### WHAT IS EXPECTED:
The answer must be every line of the records below that holds the word "MCMV".

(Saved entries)
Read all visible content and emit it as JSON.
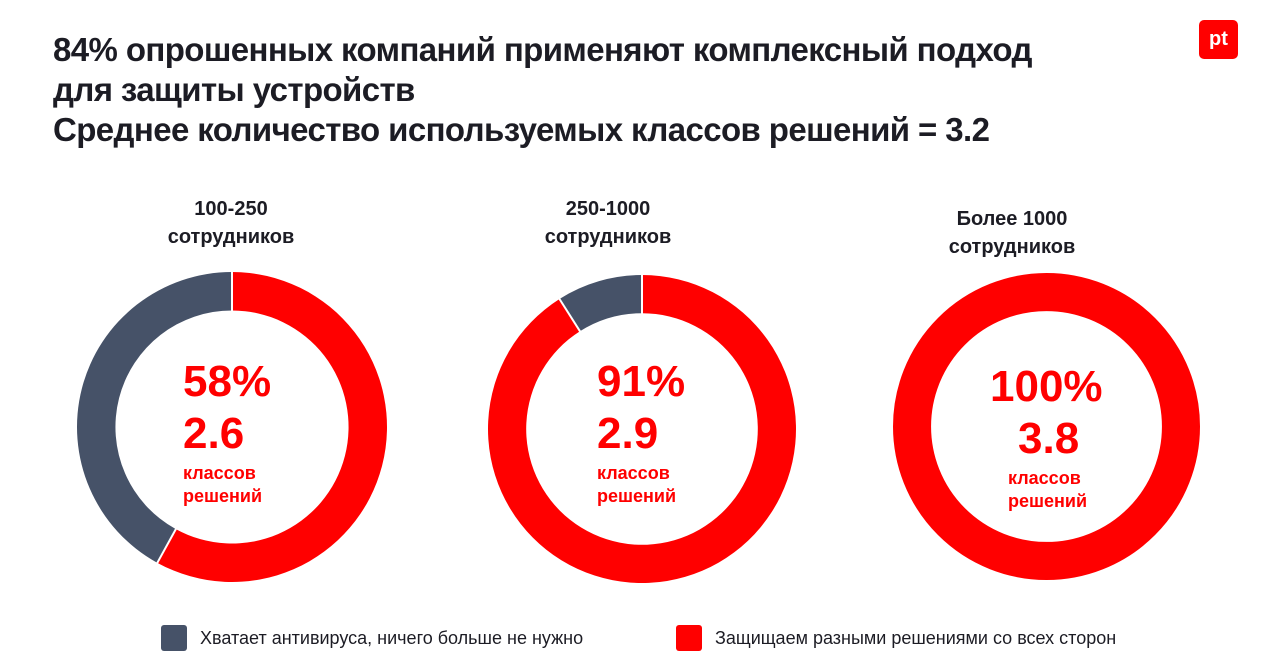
{
  "title": {
    "line1": "84% опрошенных компаний применяют комплексный подход",
    "line2": "для защиты устройств",
    "line3": "Среднее количество используемых классов решений = 3.2"
  },
  "logo": {
    "text": "pt"
  },
  "colors": {
    "protected": "#ff0000",
    "antivirus_only": "#465268"
  },
  "legend": [
    {
      "label": "Хватает антивируса, ничего больше не нужно",
      "color": "#465268"
    },
    {
      "label": "Защищаем разными решениями со всех сторон",
      "color": "#ff0000"
    }
  ],
  "chart_data": [
    {
      "type": "pie",
      "title_line1": "100-250",
      "title_line2": "сотрудников",
      "slices": [
        {
          "name": "Защищаем разными решениями со всех сторон",
          "value": 58
        },
        {
          "name": "Хватает антивируса, ничего больше не нужно",
          "value": 42
        }
      ],
      "center_percent": "58%",
      "center_avg": "2.6",
      "center_caption_line1": "классов",
      "center_caption_line2": "решений"
    },
    {
      "type": "pie",
      "title_line1": "250-1000",
      "title_line2": "сотрудников",
      "slices": [
        {
          "name": "Защищаем разными решениями со всех сторон",
          "value": 91
        },
        {
          "name": "Хватает антивируса, ничего больше не нужно",
          "value": 9
        }
      ],
      "center_percent": "91%",
      "center_avg": "2.9",
      "center_caption_line1": "классов",
      "center_caption_line2": "решений"
    },
    {
      "type": "pie",
      "title_line1": "Более 1000",
      "title_line2": "сотрудников",
      "slices": [
        {
          "name": "Защищаем разными решениями со всех сторон",
          "value": 100
        },
        {
          "name": "Хватает антивируса, ничего больше не нужно",
          "value": 0
        }
      ],
      "center_percent": "100%",
      "center_avg": "3.8",
      "center_caption_line1": "классов",
      "center_caption_line2": "решений"
    }
  ]
}
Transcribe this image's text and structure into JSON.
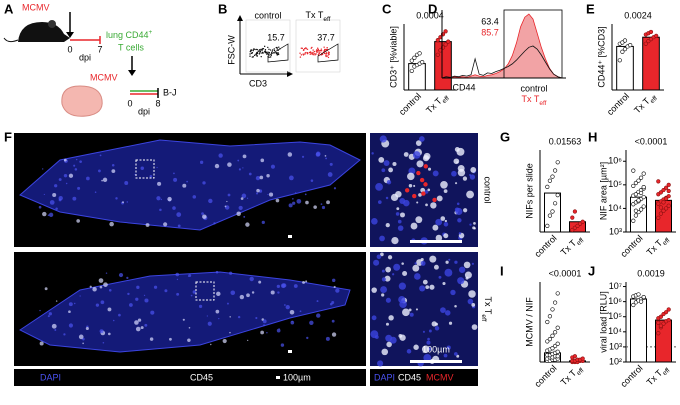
{
  "panel_labels": [
    "A",
    "B",
    "C",
    "D",
    "E",
    "F",
    "G",
    "H",
    "I",
    "J"
  ],
  "panel_a": {
    "infection": "MCMV",
    "day_start": "0",
    "day_end": "7",
    "dpi": "dpi",
    "cells_line1": "lung CD44",
    "cells_sup": "+",
    "cells_line2": "T cells",
    "infection2": "MCMV",
    "day_start2": "0",
    "dpi2": "dpi",
    "day_end2": "8",
    "readout": "B-J"
  },
  "panel_b": {
    "y_label": "FSC-W",
    "x_label": "CD3",
    "plots": [
      {
        "title": "control",
        "gate_value": 15.7
      },
      {
        "title": "Tx T",
        "title_sub": "eff",
        "gate_value": 37.7
      }
    ]
  },
  "panel_d": {
    "x_label": "CD44",
    "gate_control": 63.4,
    "gate_tx": 85.7,
    "legend": [
      "control",
      "Tx T"
    ],
    "legend_sub": "eff",
    "ylim": [
      0,
      100
    ],
    "control_counts": [
      0,
      2,
      1,
      3,
      2,
      4,
      3,
      5,
      30,
      6,
      4,
      8,
      7,
      10,
      12,
      15,
      18,
      22,
      28,
      35,
      42,
      48,
      50,
      45,
      36,
      25,
      14,
      6,
      2,
      0
    ],
    "tx_counts": [
      0,
      1,
      0,
      2,
      1,
      2,
      1,
      3,
      5,
      3,
      2,
      4,
      5,
      7,
      10,
      14,
      22,
      35,
      55,
      80,
      95,
      100,
      92,
      70,
      48,
      30,
      15,
      6,
      2,
      0
    ]
  },
  "panel_f": {
    "row_labels": [
      "control",
      "Tx T"
    ],
    "row_sub": "eff",
    "crop_scale": "100µm",
    "legend_dapi": "DAPI",
    "legend_cd45": "CD45",
    "legend_scale": "100µm",
    "legend_dapi2": "DAPI",
    "legend_cd45_2": "CD45",
    "legend_mcmv": "MCMV"
  },
  "chart_data": [
    {
      "type": "bar",
      "y_label": "CD3⁺ [%viable]",
      "p_label": "0.0004",
      "categories": [
        "control",
        "Tx T"
      ],
      "category_sub": "eff",
      "colors": [
        "#ffffff",
        "#e8262b"
      ],
      "ylim": [
        0,
        45
      ],
      "values": [
        18,
        33
      ],
      "points": [
        [
          13,
          16,
          17,
          18,
          19,
          20,
          22,
          24,
          25
        ],
        [
          24,
          27,
          29,
          31,
          33,
          34,
          36,
          38,
          40
        ]
      ]
    },
    {
      "type": "bar",
      "y_label": "CD44⁺ [%CD3]",
      "p_label": "0.0024",
      "categories": [
        "control",
        "Tx T"
      ],
      "category_sub": "eff",
      "colors": [
        "#ffffff",
        "#e8262b"
      ],
      "ylim": [
        0,
        100
      ],
      "values": [
        66,
        80
      ],
      "points": [
        [
          45,
          58,
          62,
          66,
          68,
          70,
          72,
          75
        ],
        [
          70,
          74,
          77,
          80,
          82,
          84,
          86,
          88
        ]
      ]
    },
    {
      "type": "bar",
      "y_label": "NIFs per slide",
      "p_label": "0.01563",
      "categories": [
        "control",
        "Tx T"
      ],
      "category_sub": "eff",
      "colors": [
        "#ffffff",
        "#e8262b"
      ],
      "ylim": [
        0,
        40
      ],
      "values": [
        19,
        5
      ],
      "points": [
        [
          3,
          8,
          10,
          14,
          18,
          22,
          25,
          27,
          30,
          34
        ],
        [
          1,
          2,
          3,
          4,
          5,
          7,
          10
        ]
      ]
    },
    {
      "type": "bar",
      "log": true,
      "y_label": "NIF area [µm²]",
      "p_label": "<0.0001",
      "categories": [
        "control",
        "Tx T"
      ],
      "category_sub": "eff",
      "colors": [
        "#ffffff",
        "#e8262b"
      ],
      "ylim": [
        1000,
        3000000
      ],
      "yticks": [
        {
          "value": 1000,
          "label": "10³"
        },
        {
          "value": 10000,
          "label": "10⁴"
        },
        {
          "value": 100000,
          "label": "10⁵"
        },
        {
          "value": 1000000,
          "label": "10⁶"
        }
      ],
      "values": [
        30000,
        22000
      ],
      "points": [
        [
          3000,
          5000,
          7000,
          9000,
          12000,
          15000,
          18000,
          20000,
          25000,
          30000,
          35000,
          40000,
          50000,
          60000,
          70000,
          90000,
          120000,
          150000,
          200000,
          300000,
          400000,
          8000,
          22000,
          45000,
          80000
        ],
        [
          4000,
          6000,
          8000,
          10000,
          13000,
          16000,
          20000,
          24000,
          28000,
          33000,
          40000,
          48000,
          60000,
          75000,
          100000,
          140000,
          11000,
          18000,
          26000,
          55000
        ]
      ]
    },
    {
      "type": "bar",
      "y_label": "MCMV / NIF",
      "p_label": "<0.0001",
      "categories": [
        "control",
        "Tx T"
      ],
      "category_sub": "eff",
      "colors": [
        "#ffffff",
        "#e8262b"
      ],
      "ylim": [
        0,
        70
      ],
      "values": [
        8,
        1
      ],
      "points": [
        [
          1,
          1,
          2,
          2,
          3,
          3,
          4,
          4,
          5,
          5,
          6,
          6,
          7,
          8,
          9,
          10,
          11,
          12,
          14,
          16,
          18,
          20,
          23,
          26,
          30,
          35,
          40,
          46,
          52,
          60
        ],
        [
          0,
          0,
          0,
          1,
          1,
          1,
          1,
          2,
          2,
          3,
          4,
          5
        ]
      ]
    },
    {
      "type": "bar",
      "log": true,
      "y_label": "viral load [RLU]",
      "p_label": "0.0019",
      "categories": [
        "control",
        "Tx T"
      ],
      "category_sub": "eff",
      "colors": [
        "#ffffff",
        "#e8262b"
      ],
      "ylim": [
        100,
        20000000
      ],
      "yticks": [
        {
          "value": 100,
          "label": "10²"
        },
        {
          "value": 1000,
          "label": "10³"
        },
        {
          "value": 10000,
          "label": "10⁴"
        },
        {
          "value": 100000,
          "label": "10⁵"
        },
        {
          "value": 1000000,
          "label": "10⁶"
        },
        {
          "value": 10000000,
          "label": "10⁷"
        }
      ],
      "detection_limit": 1000,
      "values": [
        1500000,
        60000
      ],
      "points": [
        [
          600000,
          900000,
          1200000,
          1500000,
          1800000,
          2200000,
          2600000,
          3000000,
          1000000,
          2000000
        ],
        [
          8000,
          20000,
          35000,
          50000,
          60000,
          80000,
          100000,
          150000,
          200000,
          300000,
          40000,
          25000
        ]
      ]
    }
  ]
}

### RESULT OF THE TASK:
    "infection": "MCMV",
    "infection2": "MCMV",
    "legend_mcmv": "MCMV"
      "y_label": "MCMV / NIF",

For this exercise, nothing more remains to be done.